*What the task asks*: Transcribe the passage of the blog post on Epic and healthcare innovation starting with "About the author" and going on through "20 million times.".

++++ Selected excerpt ++++

Has Epic Fostered Any Real Healthcare Innovation?

I saw the following tweet and was really struck by the question.

I think we could broaden the question even more and ask if any EHR vendor has really fostered healthcare innovation. I’m sorry to say that I can’t think of any real major innovation from any of the top hospital EHR companies. They all seem very incremental in their process and focused on replicating previous processes in the digital world.

Considering the balance sheets of these companies, that seems to have been a really smart business decision. However, I think it’s missing out on the real opportunity of what technology can do to help healthcare.

I’ve said before that I think that the current EHR crop was possibly the baseline that would be needed to really innovate healthcare. I hope that’s right. Although, I’m scared that these closed EHR systems are going to try and lock in the status quo as opposed to enabling the future healthcare innovation.

Of course, I’ll also round out this conversation with a mention of meaningful use. The past 3-5 years meaningful use has defined the development roadmap for EHR companies. Show me the last press release from an EHR company about some innovation they achieved. Unfortunately, I haven’t found any and that’s because all of the press releases have been about EHR certification and meaningful use. Meaningful use has sucked the innovation opportunity out of EHR software. We’ll see if that changes in a post-meaningful use era.

About the author

John Lynn

John Lynn is the Founder of HealthcareScene.com, a network of leading Healthcare IT resources. The flagship blog, Healthcare IT Today, contains over 13,000 articles with over half of the articles written by John. These EMR and Healthcare IT related articles have been viewed over 20 million times.

John manages Healthcare IT Central, the leading career Health IT job board. He also organizes the first of its kind conference and community focused on healthcare marketing, Healthcare and IT Marketing Conference, and a healthcare IT conference, EXPO.health, focused on practical healthcare IT innovation. John is an advisor to multiple healthcare IT companies. John is highly involved in social media, and in addition to his blogs can be found on Twitter: @techguy.

4 Comments

  • In migrating from paper to electronic systems in any business, sometimes the most compelling software “innovation” is buffering users from change, or creating the appearance that things haven’t changed. PatientKeeper’s software design premise is that physicians don’t want to change their workflow when they move from paper to computers. I believe forcing workflow changes on physicians has done more to hinder physician adoption of EHRs than any other single factor, with the possible exceptions of poor user interfaces and unreasonably long training requirements.

    -Donald Burt, MD
    CMO, PatientKeeper

  • “Innovation is finding a better way of doing something.[1] Innovation can be viewed as the application of better solutions that meet new requirements, in-articulated needs, or existing market needs”

    The EHR has met market needs. Healthcare needs have now encompassed and focused on the broader constituency associated with healthcare. While the physician is a key component of healthcare they are one component. The business and practice of healthcare has/is continuously evolving to meet the needs of the other constituents, such as the patient, guarantors, whether they be third party insurance companies and/or government agencies. There are also the varying medical certification and licensing department as well as the oversight departments that maintain national policy and best practices within the healthcare context.

    The EHR is innovative in that it created a national standard for health record documentation and subsequent data retrieval. The EHR also provided a standardized documentation template that supports proper auditing and oversight within the IT perspective. This is substantiated with the many reports that can be generated from the common documentation template.

++++ Records ++++

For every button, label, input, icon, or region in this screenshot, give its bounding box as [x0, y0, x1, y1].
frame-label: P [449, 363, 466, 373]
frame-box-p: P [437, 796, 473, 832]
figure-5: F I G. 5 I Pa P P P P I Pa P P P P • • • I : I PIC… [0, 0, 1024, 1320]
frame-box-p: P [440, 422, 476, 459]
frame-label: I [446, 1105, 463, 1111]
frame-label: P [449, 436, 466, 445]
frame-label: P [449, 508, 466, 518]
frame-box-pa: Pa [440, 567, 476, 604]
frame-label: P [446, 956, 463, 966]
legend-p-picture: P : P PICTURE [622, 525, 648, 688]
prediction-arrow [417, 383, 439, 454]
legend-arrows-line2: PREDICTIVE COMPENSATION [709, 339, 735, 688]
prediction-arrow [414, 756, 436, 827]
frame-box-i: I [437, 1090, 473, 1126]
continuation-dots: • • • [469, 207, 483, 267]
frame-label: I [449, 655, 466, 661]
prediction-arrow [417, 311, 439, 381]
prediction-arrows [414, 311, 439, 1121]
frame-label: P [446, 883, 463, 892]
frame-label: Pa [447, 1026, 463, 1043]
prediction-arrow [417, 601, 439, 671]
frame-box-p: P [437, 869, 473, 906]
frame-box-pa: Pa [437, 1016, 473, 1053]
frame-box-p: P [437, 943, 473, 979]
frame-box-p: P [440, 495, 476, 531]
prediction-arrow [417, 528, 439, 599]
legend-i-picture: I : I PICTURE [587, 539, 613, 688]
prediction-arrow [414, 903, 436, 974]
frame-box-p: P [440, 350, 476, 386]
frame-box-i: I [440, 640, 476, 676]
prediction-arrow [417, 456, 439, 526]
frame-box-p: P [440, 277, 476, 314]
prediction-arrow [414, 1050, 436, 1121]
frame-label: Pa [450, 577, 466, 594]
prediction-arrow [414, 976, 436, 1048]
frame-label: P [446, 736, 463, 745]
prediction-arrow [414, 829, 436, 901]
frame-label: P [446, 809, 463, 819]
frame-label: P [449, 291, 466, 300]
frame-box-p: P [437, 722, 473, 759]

++++

*Answer below*:
About the author

John Lynn

John Lynn is the Founder of HealthcareScene.com, a network of leading Healthcare IT resources. The flagship blog, Healthcare IT Today, contains over 13,000 articles with over half of the articles written by John. These EMR and Healthcare IT related articles have been viewed over 20 million times.